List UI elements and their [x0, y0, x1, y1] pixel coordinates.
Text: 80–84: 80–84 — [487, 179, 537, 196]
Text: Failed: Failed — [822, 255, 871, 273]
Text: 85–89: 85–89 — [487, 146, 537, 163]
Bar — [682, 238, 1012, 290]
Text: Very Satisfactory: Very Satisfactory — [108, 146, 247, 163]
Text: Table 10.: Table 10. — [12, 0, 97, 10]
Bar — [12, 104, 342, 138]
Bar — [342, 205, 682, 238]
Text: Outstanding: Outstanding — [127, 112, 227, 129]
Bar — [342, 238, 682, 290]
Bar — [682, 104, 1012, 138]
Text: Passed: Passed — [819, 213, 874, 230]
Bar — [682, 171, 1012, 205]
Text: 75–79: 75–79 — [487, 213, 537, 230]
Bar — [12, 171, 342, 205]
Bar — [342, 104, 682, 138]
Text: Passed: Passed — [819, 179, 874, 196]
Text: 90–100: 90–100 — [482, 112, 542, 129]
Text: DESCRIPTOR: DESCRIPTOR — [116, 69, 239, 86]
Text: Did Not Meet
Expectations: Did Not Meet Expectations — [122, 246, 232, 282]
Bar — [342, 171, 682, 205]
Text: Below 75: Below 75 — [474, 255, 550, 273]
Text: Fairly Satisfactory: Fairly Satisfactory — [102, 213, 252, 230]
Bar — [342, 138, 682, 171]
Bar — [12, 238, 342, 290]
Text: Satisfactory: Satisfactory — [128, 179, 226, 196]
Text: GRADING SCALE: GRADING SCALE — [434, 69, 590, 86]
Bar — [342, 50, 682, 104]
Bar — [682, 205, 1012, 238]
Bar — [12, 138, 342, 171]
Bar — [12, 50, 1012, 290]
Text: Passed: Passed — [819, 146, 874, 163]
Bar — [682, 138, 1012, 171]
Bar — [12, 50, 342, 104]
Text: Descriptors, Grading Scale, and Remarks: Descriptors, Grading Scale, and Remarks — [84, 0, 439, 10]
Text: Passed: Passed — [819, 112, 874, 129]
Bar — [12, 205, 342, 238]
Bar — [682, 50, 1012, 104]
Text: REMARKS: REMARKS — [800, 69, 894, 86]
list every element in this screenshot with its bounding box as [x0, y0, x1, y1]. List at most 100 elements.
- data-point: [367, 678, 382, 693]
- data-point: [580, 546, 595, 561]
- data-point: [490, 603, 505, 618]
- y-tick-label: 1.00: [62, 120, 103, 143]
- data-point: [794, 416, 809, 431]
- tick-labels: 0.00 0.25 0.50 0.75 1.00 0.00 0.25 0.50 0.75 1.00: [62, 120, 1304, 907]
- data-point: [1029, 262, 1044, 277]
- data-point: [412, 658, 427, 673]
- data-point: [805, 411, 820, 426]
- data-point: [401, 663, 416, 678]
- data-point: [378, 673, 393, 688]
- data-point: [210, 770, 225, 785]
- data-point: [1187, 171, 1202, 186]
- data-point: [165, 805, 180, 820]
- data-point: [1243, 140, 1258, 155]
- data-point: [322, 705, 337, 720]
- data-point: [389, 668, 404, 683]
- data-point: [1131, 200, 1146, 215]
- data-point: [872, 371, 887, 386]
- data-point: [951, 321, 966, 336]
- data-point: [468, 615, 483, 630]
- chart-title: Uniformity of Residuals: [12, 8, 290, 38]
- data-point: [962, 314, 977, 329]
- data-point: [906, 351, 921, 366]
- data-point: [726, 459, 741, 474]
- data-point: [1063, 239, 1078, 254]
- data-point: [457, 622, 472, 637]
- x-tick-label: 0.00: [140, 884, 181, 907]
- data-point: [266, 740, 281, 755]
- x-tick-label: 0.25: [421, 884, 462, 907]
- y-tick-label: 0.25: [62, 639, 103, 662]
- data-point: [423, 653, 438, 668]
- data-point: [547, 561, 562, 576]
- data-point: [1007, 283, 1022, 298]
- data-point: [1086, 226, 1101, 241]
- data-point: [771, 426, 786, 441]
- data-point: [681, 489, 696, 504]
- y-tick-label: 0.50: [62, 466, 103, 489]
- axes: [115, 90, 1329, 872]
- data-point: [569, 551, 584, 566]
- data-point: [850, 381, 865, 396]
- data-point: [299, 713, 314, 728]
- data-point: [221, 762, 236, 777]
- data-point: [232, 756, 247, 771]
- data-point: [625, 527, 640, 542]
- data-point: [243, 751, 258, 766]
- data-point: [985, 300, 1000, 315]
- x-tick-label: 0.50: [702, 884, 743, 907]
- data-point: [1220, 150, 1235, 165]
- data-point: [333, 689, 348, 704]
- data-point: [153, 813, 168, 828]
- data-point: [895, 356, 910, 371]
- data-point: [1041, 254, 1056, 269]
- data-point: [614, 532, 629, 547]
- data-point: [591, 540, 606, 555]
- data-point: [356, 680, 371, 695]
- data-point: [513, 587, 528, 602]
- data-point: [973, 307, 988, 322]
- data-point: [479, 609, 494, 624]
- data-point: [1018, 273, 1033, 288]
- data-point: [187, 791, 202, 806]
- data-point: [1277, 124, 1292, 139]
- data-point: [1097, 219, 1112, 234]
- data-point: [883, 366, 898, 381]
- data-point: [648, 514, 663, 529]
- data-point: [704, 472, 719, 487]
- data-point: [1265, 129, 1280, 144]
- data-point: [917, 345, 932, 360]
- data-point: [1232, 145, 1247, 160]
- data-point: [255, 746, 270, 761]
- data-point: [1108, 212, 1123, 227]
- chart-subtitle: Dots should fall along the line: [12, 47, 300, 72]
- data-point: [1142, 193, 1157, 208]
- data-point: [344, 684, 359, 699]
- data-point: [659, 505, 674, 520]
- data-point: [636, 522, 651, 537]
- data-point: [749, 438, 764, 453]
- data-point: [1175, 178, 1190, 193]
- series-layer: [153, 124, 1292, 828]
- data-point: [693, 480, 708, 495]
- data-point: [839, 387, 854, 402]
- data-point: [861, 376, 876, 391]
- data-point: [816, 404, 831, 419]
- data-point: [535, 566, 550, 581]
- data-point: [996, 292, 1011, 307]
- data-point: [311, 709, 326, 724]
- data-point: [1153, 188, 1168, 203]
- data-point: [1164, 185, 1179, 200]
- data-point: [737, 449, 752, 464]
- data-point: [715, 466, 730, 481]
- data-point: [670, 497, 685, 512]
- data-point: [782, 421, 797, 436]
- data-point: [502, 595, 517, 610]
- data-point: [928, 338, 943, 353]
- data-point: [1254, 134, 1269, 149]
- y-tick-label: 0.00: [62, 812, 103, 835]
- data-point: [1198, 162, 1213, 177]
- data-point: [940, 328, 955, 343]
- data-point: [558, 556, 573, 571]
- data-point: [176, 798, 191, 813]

> **WHAT YOU ARE ASKED TO DO**
Could you quote the data from its first line up to and including the line that contains "Text: Descriptors, Grading", reproducing each line verbatim?

> **OUTPUT FOR THIS EXERCISE**
List UI elements and their [x0, y0, x1, y1] pixel coordinates.
Text: 80–84: 80–84 — [487, 179, 537, 196]
Text: Failed: Failed — [822, 255, 871, 273]
Text: 85–89: 85–89 — [487, 146, 537, 163]
Bar — [682, 238, 1012, 290]
Text: Very Satisfactory: Very Satisfactory — [108, 146, 247, 163]
Text: Table 10.: Table 10. — [12, 0, 97, 10]
Bar — [12, 104, 342, 138]
Bar — [342, 205, 682, 238]
Text: Outstanding: Outstanding — [127, 112, 227, 129]
Bar — [342, 238, 682, 290]
Bar — [682, 104, 1012, 138]
Text: Passed: Passed — [819, 213, 874, 230]
Bar — [682, 171, 1012, 205]
Text: 75–79: 75–79 — [487, 213, 537, 230]
Bar — [12, 171, 342, 205]
Bar — [342, 104, 682, 138]
Text: Passed: Passed — [819, 179, 874, 196]
Text: 90–100: 90–100 — [482, 112, 542, 129]
Text: DESCRIPTOR: DESCRIPTOR — [116, 69, 239, 86]
Text: Did Not Meet
Expectations: Did Not Meet Expectations — [122, 246, 232, 282]
Bar — [342, 171, 682, 205]
Text: Below 75: Below 75 — [474, 255, 550, 273]
Text: Fairly Satisfactory: Fairly Satisfactory — [102, 213, 252, 230]
Bar — [342, 138, 682, 171]
Bar — [12, 238, 342, 290]
Text: Satisfactory: Satisfactory — [128, 179, 226, 196]
Text: GRADING SCALE: GRADING SCALE — [434, 69, 590, 86]
Bar — [342, 50, 682, 104]
Bar — [682, 205, 1012, 238]
Bar — [12, 138, 342, 171]
Bar — [12, 50, 1012, 290]
Text: Passed: Passed — [819, 146, 874, 163]
Bar — [682, 138, 1012, 171]
Bar — [12, 50, 342, 104]
Text: Descriptors, Grading Scale, and Remarks: Descriptors, Grading Scale, and Remarks — [84, 0, 439, 10]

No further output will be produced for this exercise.